Skip the pictures and repeat each line of the data exactly.

- [RECORDS PROVIDED]

# # # # # # #

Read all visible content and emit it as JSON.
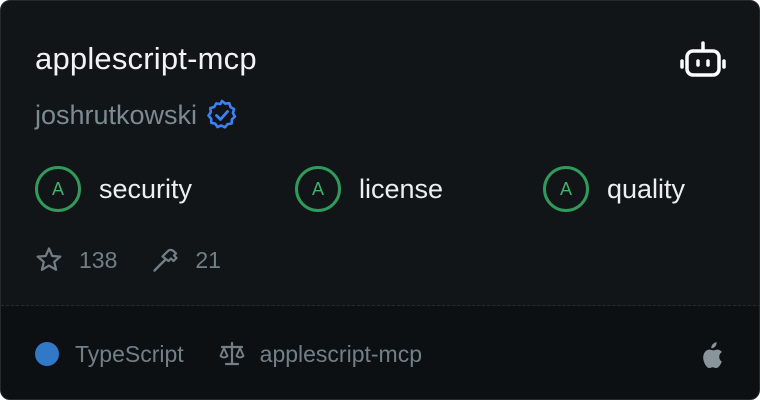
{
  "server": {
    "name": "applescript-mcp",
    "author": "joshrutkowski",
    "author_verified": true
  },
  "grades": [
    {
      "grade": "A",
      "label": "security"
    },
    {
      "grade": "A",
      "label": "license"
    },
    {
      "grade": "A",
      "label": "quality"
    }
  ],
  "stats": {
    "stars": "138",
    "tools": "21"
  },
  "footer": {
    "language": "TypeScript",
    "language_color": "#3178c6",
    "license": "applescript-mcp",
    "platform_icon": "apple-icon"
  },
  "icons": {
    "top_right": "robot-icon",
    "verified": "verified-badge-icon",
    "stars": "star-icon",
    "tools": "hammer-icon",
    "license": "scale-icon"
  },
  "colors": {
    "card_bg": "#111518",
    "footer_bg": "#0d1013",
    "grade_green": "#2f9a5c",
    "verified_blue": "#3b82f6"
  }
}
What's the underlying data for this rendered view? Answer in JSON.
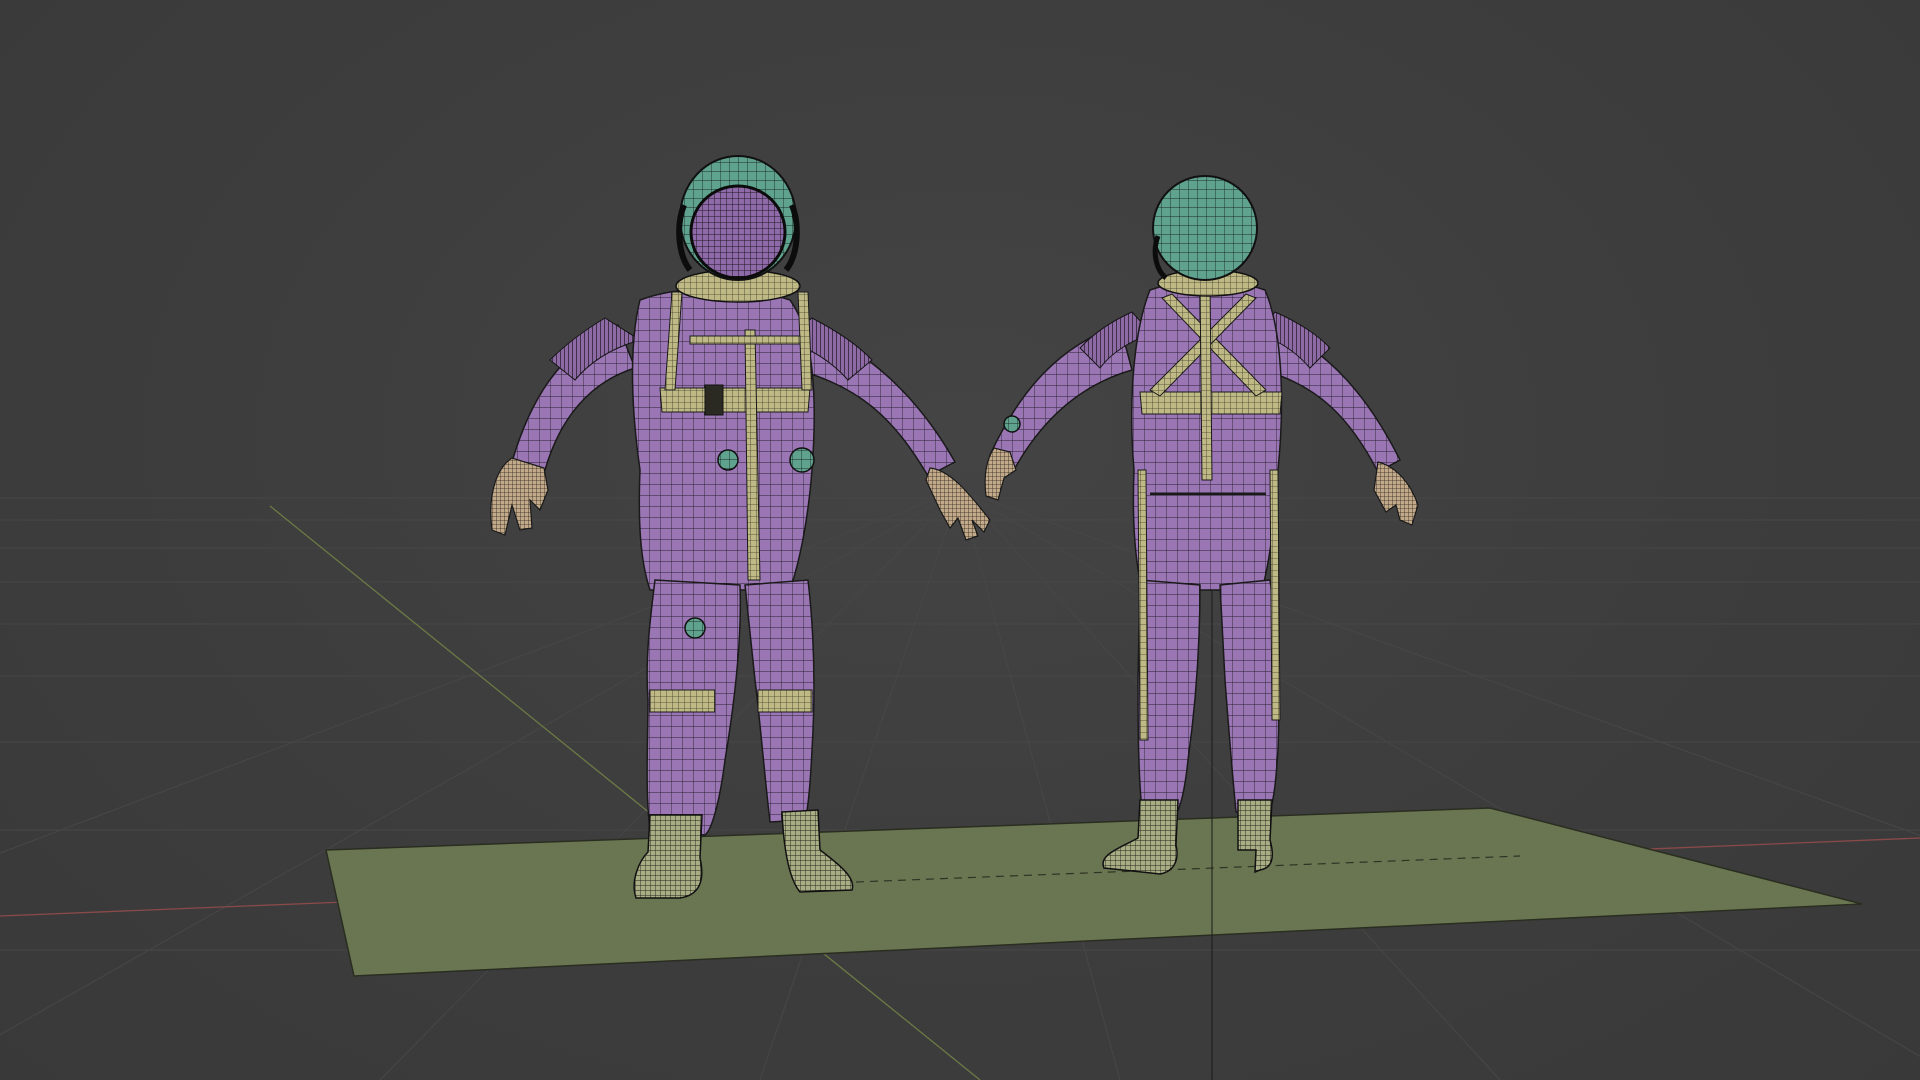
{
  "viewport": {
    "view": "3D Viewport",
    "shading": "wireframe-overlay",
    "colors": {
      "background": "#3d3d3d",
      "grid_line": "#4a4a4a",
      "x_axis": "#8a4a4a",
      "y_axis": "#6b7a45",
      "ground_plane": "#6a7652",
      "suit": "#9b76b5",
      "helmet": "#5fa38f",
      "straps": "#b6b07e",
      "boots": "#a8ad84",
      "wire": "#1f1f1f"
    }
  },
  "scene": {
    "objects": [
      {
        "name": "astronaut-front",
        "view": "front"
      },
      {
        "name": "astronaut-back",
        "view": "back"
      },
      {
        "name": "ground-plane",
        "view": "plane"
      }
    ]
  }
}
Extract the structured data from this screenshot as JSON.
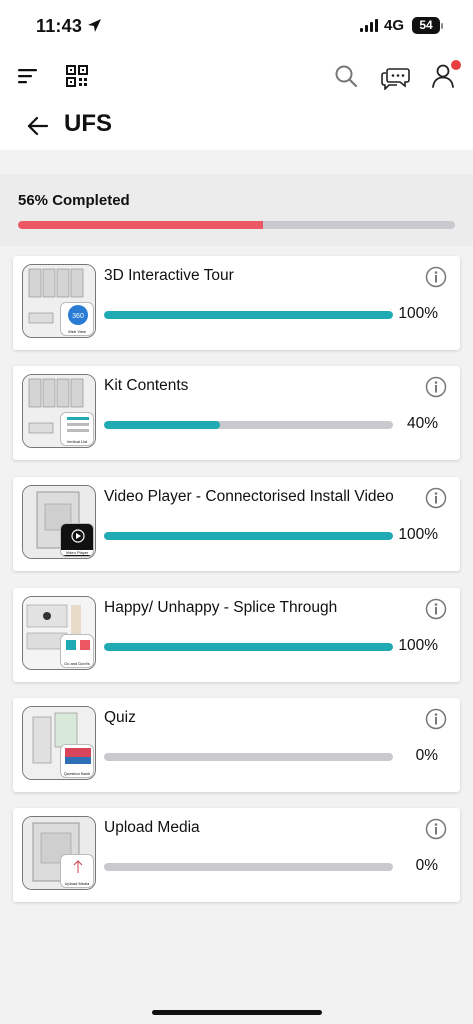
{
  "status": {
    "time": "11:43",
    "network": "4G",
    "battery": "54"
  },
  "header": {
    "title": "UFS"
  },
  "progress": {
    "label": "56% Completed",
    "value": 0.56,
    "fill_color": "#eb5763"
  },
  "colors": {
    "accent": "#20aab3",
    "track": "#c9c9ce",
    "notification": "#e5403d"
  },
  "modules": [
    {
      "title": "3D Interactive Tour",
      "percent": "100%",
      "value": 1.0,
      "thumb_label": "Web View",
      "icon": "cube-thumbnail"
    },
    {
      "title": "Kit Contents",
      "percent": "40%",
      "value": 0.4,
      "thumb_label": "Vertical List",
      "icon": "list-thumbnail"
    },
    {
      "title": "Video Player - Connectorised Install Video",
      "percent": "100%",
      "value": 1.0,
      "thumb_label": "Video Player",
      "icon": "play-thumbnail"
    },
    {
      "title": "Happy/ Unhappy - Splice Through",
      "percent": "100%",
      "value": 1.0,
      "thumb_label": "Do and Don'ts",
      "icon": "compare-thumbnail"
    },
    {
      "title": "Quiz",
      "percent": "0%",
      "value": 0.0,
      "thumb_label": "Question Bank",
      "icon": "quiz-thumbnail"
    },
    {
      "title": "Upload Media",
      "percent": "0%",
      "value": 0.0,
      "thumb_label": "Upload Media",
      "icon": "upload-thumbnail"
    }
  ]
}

# # # # # # #

- [THE ANSWER]
Read all visible content and emit it as JSON.
{
  "server": {
    "name": "applescript-mcp",
    "author": "joshrutkowski",
    "author_verified": true
  },
  "grades": [
    {
      "grade": "A",
      "label": "security"
    },
    {
      "grade": "A",
      "label": "license"
    },
    {
      "grade": "A",
      "label": "quality"
    }
  ],
  "stats": {
    "stars": "138",
    "tools": "21"
  },
  "footer": {
    "language": "TypeScript",
    "language_color": "#3178c6",
    "license": "applescript-mcp",
    "platform_icon": "apple-icon"
  },
  "icons": {
    "top_right": "robot-icon",
    "verified": "verified-badge-icon",
    "stars": "star-icon",
    "tools": "hammer-icon",
    "license": "scale-icon"
  },
  "colors": {
    "card_bg": "#111518",
    "footer_bg": "#0d1013",
    "grade_green": "#2f9a5c",
    "verified_blue": "#3b82f6"
  }
}
What's the underlying data for this rendered view? Answer in JSON.
{
  "viewport": {
    "view": "3D Viewport",
    "shading": "wireframe-overlay",
    "colors": {
      "background": "#3d3d3d",
      "grid_line": "#4a4a4a",
      "x_axis": "#8a4a4a",
      "y_axis": "#6b7a45",
      "ground_plane": "#6a7652",
      "suit": "#9b76b5",
      "helmet": "#5fa38f",
      "straps": "#b6b07e",
      "boots": "#a8ad84",
      "wire": "#1f1f1f"
    }
  },
  "scene": {
    "objects": [
      {
        "name": "astronaut-front",
        "view": "front"
      },
      {
        "name": "astronaut-back",
        "view": "back"
      },
      {
        "name": "ground-plane",
        "view": "plane"
      }
    ]
  }
}
Extract the structured data from this screenshot as JSON.
{
  "status": {
    "time": "11:43",
    "network": "4G",
    "battery": "54"
  },
  "header": {
    "title": "UFS"
  },
  "progress": {
    "label": "56% Completed",
    "value": 0.56,
    "fill_color": "#eb5763"
  },
  "colors": {
    "accent": "#20aab3",
    "track": "#c9c9ce",
    "notification": "#e5403d"
  },
  "modules": [
    {
      "title": "3D Interactive Tour",
      "percent": "100%",
      "value": 1.0,
      "thumb_label": "Web View",
      "icon": "cube-thumbnail"
    },
    {
      "title": "Kit Contents",
      "percent": "40%",
      "value": 0.4,
      "thumb_label": "Vertical List",
      "icon": "list-thumbnail"
    },
    {
      "title": "Video Player - Connectorised Install Video",
      "percent": "100%",
      "value": 1.0,
      "thumb_label": "Video Player",
      "icon": "play-thumbnail"
    },
    {
      "title": "Happy/ Unhappy - Splice Through",
      "percent": "100%",
      "value": 1.0,
      "thumb_label": "Do and Don'ts",
      "icon": "compare-thumbnail"
    },
    {
      "title": "Quiz",
      "percent": "0%",
      "value": 0.0,
      "thumb_label": "Question Bank",
      "icon": "quiz-thumbnail"
    },
    {
      "title": "Upload Media",
      "percent": "0%",
      "value": 0.0,
      "thumb_label": "Upload Media",
      "icon": "upload-thumbnail"
    }
  ]
}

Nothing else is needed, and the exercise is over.